##### Data listing #####
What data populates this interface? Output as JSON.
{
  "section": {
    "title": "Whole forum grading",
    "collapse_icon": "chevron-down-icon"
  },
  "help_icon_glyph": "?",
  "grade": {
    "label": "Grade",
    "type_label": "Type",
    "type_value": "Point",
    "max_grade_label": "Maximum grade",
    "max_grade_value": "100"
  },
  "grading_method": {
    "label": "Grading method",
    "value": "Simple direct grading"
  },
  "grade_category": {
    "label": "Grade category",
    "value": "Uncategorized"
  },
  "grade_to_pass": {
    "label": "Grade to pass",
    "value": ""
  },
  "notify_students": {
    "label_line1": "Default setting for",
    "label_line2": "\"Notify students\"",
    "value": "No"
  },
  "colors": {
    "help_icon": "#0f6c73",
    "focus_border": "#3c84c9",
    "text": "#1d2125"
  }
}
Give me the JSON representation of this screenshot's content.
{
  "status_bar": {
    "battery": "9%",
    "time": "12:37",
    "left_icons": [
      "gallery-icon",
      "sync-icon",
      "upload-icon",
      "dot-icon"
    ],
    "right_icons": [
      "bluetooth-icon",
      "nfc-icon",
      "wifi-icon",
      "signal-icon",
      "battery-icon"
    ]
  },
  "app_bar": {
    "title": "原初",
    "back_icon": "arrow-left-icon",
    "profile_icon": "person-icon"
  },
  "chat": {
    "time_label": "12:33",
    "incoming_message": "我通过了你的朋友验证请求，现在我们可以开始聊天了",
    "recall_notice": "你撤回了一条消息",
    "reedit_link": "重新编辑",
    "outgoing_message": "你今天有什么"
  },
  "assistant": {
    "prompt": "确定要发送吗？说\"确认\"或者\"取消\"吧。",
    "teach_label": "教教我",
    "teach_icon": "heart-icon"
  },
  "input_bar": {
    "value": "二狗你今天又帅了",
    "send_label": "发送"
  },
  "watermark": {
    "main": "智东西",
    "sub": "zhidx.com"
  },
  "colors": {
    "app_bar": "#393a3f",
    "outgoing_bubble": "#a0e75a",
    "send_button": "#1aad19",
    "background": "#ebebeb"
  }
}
#####
#### Aim of the task
Your task is to output exactly the lines running from the one with "Give me the" through the final line of the material above, with both ends included.

#### The output
Give me the JSON representation of this screenshot's content.
{
  "status_bar": {
    "battery": "9%",
    "time": "12:37",
    "left_icons": [
      "gallery-icon",
      "sync-icon",
      "upload-icon",
      "dot-icon"
    ],
    "right_icons": [
      "bluetooth-icon",
      "nfc-icon",
      "wifi-icon",
      "signal-icon",
      "battery-icon"
    ]
  },
  "app_bar": {
    "title": "原初",
    "back_icon": "arrow-left-icon",
    "profile_icon": "person-icon"
  },
  "chat": {
    "time_label": "12:33",
    "incoming_message": "我通过了你的朋友验证请求，现在我们可以开始聊天了",
    "recall_notice": "你撤回了一条消息",
    "reedit_link": "重新编辑",
    "outgoing_message": "你今天有什么"
  },
  "assistant": {
    "prompt": "确定要发送吗？说\"确认\"或者\"取消\"吧。",
    "teach_label": "教教我",
    "teach_icon": "heart-icon"
  },
  "input_bar": {
    "value": "二狗你今天又帅了",
    "send_label": "发送"
  },
  "watermark": {
    "main": "智东西",
    "sub": "zhidx.com"
  },
  "colors": {
    "app_bar": "#393a3f",
    "outgoing_bubble": "#a0e75a",
    "send_button": "#1aad19",
    "background": "#ebebeb"
  }
}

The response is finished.